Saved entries
____________________
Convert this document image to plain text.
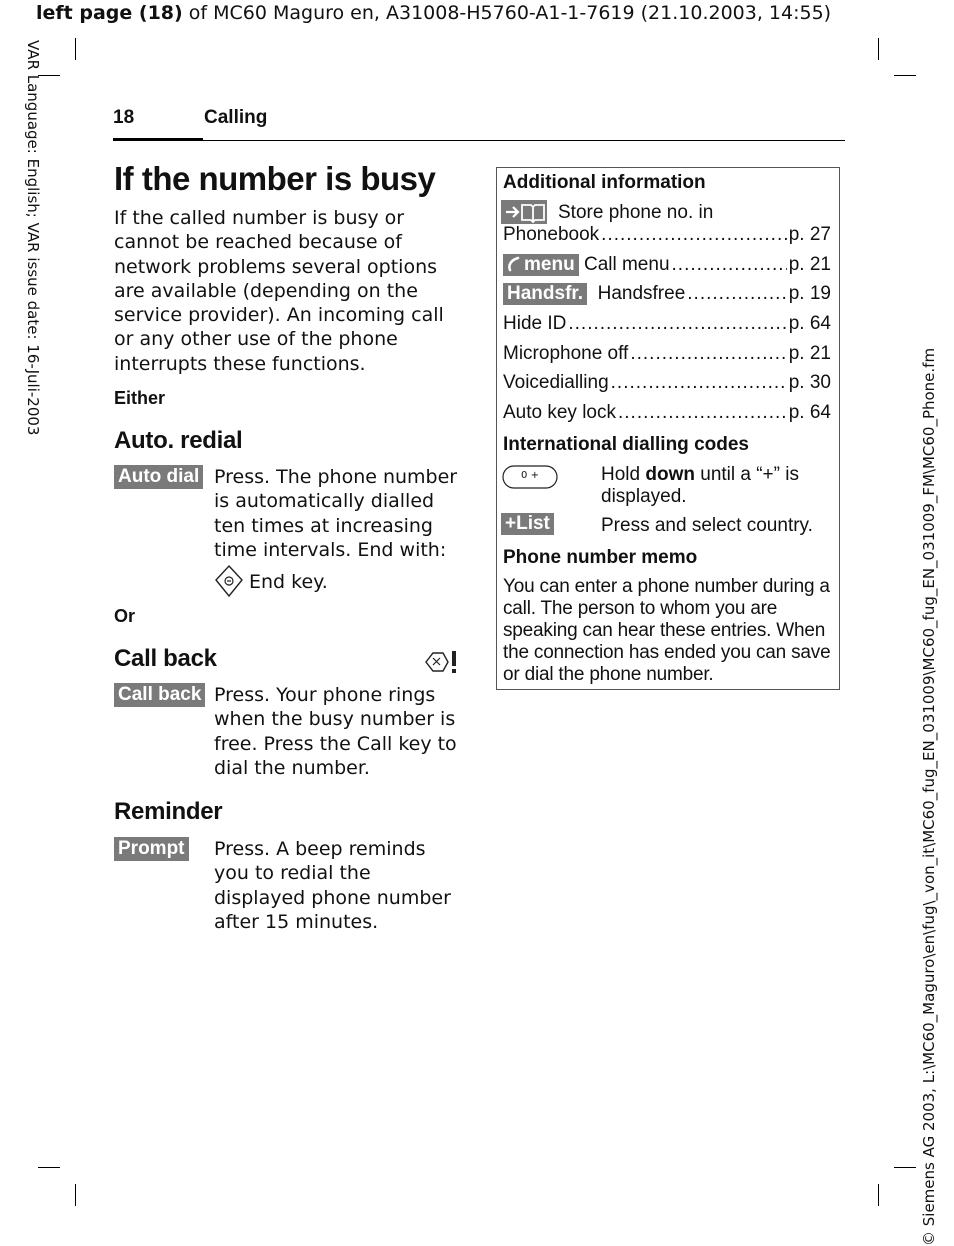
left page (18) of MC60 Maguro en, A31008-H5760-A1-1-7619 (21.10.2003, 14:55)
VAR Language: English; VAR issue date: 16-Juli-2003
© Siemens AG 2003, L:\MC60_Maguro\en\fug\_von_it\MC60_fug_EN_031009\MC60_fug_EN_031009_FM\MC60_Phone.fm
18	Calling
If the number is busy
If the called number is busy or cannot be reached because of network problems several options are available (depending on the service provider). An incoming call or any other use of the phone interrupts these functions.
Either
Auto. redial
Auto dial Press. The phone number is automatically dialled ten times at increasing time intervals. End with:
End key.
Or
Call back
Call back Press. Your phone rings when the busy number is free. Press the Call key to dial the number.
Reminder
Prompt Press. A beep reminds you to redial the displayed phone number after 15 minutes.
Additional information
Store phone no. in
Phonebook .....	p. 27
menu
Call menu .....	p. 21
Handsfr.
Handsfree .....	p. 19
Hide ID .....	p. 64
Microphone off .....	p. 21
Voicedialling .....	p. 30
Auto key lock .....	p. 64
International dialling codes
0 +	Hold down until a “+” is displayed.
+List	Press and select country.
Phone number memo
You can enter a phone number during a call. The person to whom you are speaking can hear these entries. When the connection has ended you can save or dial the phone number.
____________________
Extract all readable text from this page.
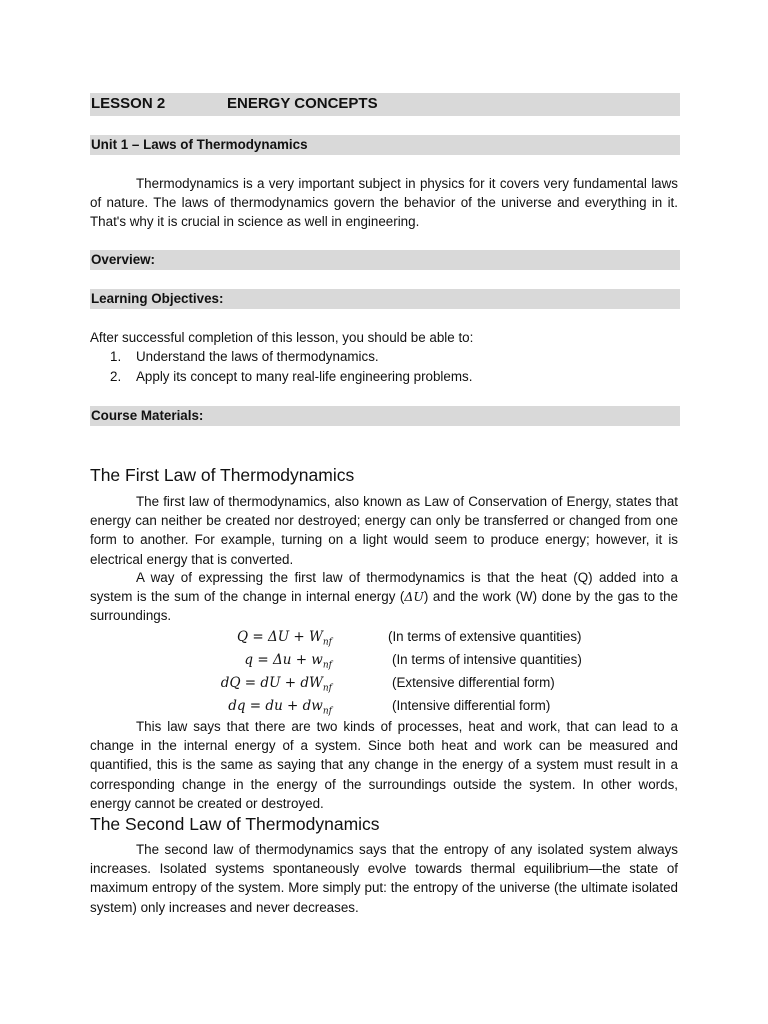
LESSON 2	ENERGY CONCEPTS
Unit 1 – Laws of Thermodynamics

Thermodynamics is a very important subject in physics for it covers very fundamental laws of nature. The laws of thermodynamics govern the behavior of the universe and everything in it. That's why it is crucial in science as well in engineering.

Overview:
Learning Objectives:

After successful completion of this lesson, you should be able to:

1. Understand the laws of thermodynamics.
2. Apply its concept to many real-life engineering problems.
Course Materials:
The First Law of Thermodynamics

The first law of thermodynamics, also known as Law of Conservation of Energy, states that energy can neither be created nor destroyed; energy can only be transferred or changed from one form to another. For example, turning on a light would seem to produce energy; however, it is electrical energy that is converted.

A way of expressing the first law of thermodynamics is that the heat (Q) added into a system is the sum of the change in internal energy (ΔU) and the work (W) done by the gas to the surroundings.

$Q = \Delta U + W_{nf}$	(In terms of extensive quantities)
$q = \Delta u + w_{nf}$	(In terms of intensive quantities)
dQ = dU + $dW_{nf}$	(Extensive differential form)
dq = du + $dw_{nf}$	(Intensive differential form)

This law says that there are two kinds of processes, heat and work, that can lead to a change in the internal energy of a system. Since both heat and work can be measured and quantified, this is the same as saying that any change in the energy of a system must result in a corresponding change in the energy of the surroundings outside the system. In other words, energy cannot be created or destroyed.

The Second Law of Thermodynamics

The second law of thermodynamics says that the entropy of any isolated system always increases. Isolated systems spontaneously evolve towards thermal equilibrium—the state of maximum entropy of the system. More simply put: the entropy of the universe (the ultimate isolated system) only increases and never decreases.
____________________
* Written exercise: Show every line of the records above that contains the word "internal".

* Exercise result:
A way of expressing the first law of thermodynamics is that the heat (Q) added into a system is the sum of the change in internal energy (ΔU) and the work (W) done by the gas to the surroundings.
This law says that there are two kinds of processes, heat and work, that can lead to a change in the internal energy of a system. Since both heat and work can be measured and quantified, this is the same as saying that any change in the energy of a system must result in a corresponding change in the energy of the surroundings outside the system. In other words, energy cannot be created or destroyed.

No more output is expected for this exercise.